* **Exercise input**:
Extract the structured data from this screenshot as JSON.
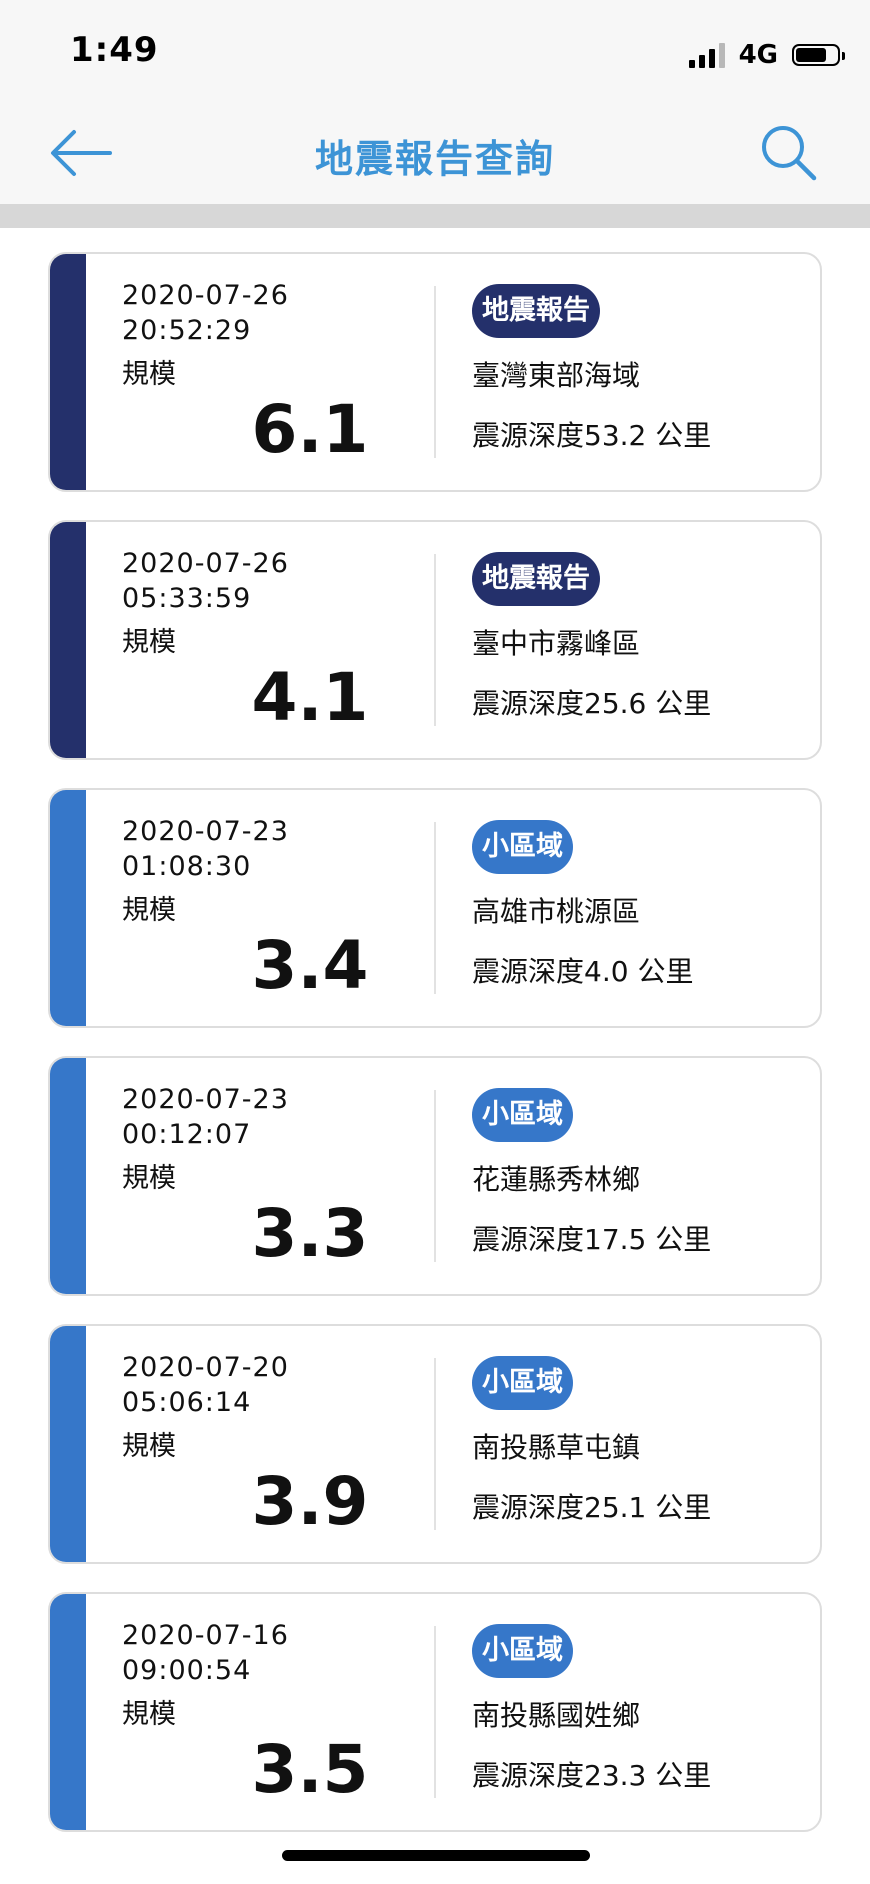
{
  "status_bar": {
    "time": "1:49",
    "network": "4G",
    "signal_icon": "cellular-signal-icon",
    "battery_icon": "battery-icon"
  },
  "nav": {
    "title": "地震報告查詢",
    "back_icon": "back-arrow-icon",
    "search_icon": "search-icon"
  },
  "colors": {
    "title": "#3d94d6",
    "report_accent": "#24306b",
    "local_accent": "#3677c9",
    "divider": "#d7d7d7"
  },
  "reports": [
    {
      "date": "2020-07-26",
      "time": "20:52:29",
      "magnitude_label": "規模",
      "magnitude": "6.1",
      "badge": "地震報告",
      "kind": "report",
      "location": "臺灣東部海域",
      "depth_label": "震源深度",
      "depth": "53.2",
      "depth_unit": "公里"
    },
    {
      "date": "2020-07-26",
      "time": "05:33:59",
      "magnitude_label": "規模",
      "magnitude": "4.1",
      "badge": "地震報告",
      "kind": "report",
      "location": "臺中市霧峰區",
      "depth_label": "震源深度",
      "depth": "25.6",
      "depth_unit": "公里"
    },
    {
      "date": "2020-07-23",
      "time": "01:08:30",
      "magnitude_label": "規模",
      "magnitude": "3.4",
      "badge": "小區域",
      "kind": "local",
      "location": "高雄市桃源區",
      "depth_label": "震源深度",
      "depth": "4.0",
      "depth_unit": "公里"
    },
    {
      "date": "2020-07-23",
      "time": "00:12:07",
      "magnitude_label": "規模",
      "magnitude": "3.3",
      "badge": "小區域",
      "kind": "local",
      "location": "花蓮縣秀林鄉",
      "depth_label": "震源深度",
      "depth": "17.5",
      "depth_unit": "公里"
    },
    {
      "date": "2020-07-20",
      "time": "05:06:14",
      "magnitude_label": "規模",
      "magnitude": "3.9",
      "badge": "小區域",
      "kind": "local",
      "location": "南投縣草屯鎮",
      "depth_label": "震源深度",
      "depth": "25.1",
      "depth_unit": "公里"
    },
    {
      "date": "2020-07-16",
      "time": "09:00:54",
      "magnitude_label": "規模",
      "magnitude": "3.5",
      "badge": "小區域",
      "kind": "local",
      "location": "南投縣國姓鄉",
      "depth_label": "震源深度",
      "depth": "23.3",
      "depth_unit": "公里"
    }
  ]
}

* **Work instructions**: Retype the whole listing, keeping every line identical and omitting all pictures.

* **Response to this exercise**:
Extract the structured data from this screenshot as JSON.
{
  "status_bar": {
    "time": "1:49",
    "network": "4G",
    "signal_icon": "cellular-signal-icon",
    "battery_icon": "battery-icon"
  },
  "nav": {
    "title": "地震報告查詢",
    "back_icon": "back-arrow-icon",
    "search_icon": "search-icon"
  },
  "colors": {
    "title": "#3d94d6",
    "report_accent": "#24306b",
    "local_accent": "#3677c9",
    "divider": "#d7d7d7"
  },
  "reports": [
    {
      "date": "2020-07-26",
      "time": "20:52:29",
      "magnitude_label": "規模",
      "magnitude": "6.1",
      "badge": "地震報告",
      "kind": "report",
      "location": "臺灣東部海域",
      "depth_label": "震源深度",
      "depth": "53.2",
      "depth_unit": "公里"
    },
    {
      "date": "2020-07-26",
      "time": "05:33:59",
      "magnitude_label": "規模",
      "magnitude": "4.1",
      "badge": "地震報告",
      "kind": "report",
      "location": "臺中市霧峰區",
      "depth_label": "震源深度",
      "depth": "25.6",
      "depth_unit": "公里"
    },
    {
      "date": "2020-07-23",
      "time": "01:08:30",
      "magnitude_label": "規模",
      "magnitude": "3.4",
      "badge": "小區域",
      "kind": "local",
      "location": "高雄市桃源區",
      "depth_label": "震源深度",
      "depth": "4.0",
      "depth_unit": "公里"
    },
    {
      "date": "2020-07-23",
      "time": "00:12:07",
      "magnitude_label": "規模",
      "magnitude": "3.3",
      "badge": "小區域",
      "kind": "local",
      "location": "花蓮縣秀林鄉",
      "depth_label": "震源深度",
      "depth": "17.5",
      "depth_unit": "公里"
    },
    {
      "date": "2020-07-20",
      "time": "05:06:14",
      "magnitude_label": "規模",
      "magnitude": "3.9",
      "badge": "小區域",
      "kind": "local",
      "location": "南投縣草屯鎮",
      "depth_label": "震源深度",
      "depth": "25.1",
      "depth_unit": "公里"
    },
    {
      "date": "2020-07-16",
      "time": "09:00:54",
      "magnitude_label": "規模",
      "magnitude": "3.5",
      "badge": "小區域",
      "kind": "local",
      "location": "南投縣國姓鄉",
      "depth_label": "震源深度",
      "depth": "23.3",
      "depth_unit": "公里"
    }
  ]
}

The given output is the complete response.